Items listed in a dataset:
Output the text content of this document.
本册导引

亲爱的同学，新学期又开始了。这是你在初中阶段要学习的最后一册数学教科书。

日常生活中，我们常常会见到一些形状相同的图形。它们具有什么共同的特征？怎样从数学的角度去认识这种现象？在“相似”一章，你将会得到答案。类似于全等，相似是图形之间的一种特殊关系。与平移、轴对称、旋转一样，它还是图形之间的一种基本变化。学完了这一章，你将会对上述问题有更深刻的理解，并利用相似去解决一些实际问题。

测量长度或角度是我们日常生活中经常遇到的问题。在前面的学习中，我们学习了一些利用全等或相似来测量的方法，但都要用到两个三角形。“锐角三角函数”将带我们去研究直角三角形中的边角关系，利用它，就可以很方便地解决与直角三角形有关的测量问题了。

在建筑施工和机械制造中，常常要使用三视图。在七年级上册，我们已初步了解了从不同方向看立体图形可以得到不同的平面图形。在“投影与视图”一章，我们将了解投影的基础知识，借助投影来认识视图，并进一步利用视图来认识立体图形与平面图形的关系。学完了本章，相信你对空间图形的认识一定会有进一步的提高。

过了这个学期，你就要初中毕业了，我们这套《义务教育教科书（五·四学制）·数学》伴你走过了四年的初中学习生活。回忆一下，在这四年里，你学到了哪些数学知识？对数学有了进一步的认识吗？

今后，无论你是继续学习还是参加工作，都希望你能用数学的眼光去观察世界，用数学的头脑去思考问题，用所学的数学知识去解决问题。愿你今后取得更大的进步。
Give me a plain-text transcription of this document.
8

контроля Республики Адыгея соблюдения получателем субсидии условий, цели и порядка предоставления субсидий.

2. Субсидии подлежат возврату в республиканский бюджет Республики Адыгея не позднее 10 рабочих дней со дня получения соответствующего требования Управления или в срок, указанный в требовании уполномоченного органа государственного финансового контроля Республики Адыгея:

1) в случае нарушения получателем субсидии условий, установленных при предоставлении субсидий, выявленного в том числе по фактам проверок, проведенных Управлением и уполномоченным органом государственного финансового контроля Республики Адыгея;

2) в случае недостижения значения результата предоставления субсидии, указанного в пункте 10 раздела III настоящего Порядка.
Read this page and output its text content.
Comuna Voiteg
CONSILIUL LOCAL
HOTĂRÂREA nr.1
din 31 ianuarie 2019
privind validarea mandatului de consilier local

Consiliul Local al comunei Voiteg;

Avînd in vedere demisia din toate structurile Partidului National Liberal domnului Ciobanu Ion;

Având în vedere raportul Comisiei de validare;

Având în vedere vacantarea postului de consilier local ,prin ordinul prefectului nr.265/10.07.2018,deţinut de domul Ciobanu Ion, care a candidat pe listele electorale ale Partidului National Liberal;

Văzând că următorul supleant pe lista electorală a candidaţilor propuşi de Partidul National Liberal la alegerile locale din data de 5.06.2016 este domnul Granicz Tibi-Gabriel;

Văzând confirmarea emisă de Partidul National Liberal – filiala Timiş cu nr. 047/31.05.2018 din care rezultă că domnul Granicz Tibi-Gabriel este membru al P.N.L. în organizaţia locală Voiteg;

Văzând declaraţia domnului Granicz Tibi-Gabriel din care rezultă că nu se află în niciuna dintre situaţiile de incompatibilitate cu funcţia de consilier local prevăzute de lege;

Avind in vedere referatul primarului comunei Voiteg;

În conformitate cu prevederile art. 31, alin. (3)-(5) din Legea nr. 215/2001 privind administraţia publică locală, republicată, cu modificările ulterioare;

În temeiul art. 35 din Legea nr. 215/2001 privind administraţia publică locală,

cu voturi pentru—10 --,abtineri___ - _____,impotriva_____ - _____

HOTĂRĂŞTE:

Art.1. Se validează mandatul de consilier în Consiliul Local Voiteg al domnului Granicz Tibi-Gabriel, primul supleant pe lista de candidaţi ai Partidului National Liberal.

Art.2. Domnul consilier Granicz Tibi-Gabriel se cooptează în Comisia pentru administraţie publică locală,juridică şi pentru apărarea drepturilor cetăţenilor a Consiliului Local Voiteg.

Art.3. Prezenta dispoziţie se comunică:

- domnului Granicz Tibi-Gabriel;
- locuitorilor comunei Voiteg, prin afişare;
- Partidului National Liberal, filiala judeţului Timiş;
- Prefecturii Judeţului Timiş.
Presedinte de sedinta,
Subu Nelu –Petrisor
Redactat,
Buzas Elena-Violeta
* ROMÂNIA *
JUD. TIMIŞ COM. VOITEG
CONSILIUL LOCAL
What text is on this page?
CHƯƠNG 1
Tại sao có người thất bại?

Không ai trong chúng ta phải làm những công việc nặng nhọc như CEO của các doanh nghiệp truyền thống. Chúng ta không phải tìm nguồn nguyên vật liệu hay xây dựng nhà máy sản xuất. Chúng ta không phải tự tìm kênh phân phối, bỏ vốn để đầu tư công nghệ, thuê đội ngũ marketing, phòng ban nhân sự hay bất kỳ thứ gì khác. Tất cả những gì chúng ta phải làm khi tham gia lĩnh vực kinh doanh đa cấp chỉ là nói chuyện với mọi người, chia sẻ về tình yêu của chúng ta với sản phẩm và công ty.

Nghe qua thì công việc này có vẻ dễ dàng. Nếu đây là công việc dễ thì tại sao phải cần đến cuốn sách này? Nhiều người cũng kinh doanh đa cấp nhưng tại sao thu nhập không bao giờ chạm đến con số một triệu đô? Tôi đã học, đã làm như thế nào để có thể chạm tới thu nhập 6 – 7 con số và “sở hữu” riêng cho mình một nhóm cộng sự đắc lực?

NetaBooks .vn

*What you have to do*
Gather up the lines containing the word "privind" from these records and copy them.

*Exercise output*
privind validarea mandatului de consilier local
În conformitate cu prevederile art. 31, alin. (3)-(5) din Legea nr. 215/2001 privind administraţia publică locală, republicată, cu modificările ulterioare;
În temeiul art. 35 din Legea nr. 215/2001 privind administraţia publică locală,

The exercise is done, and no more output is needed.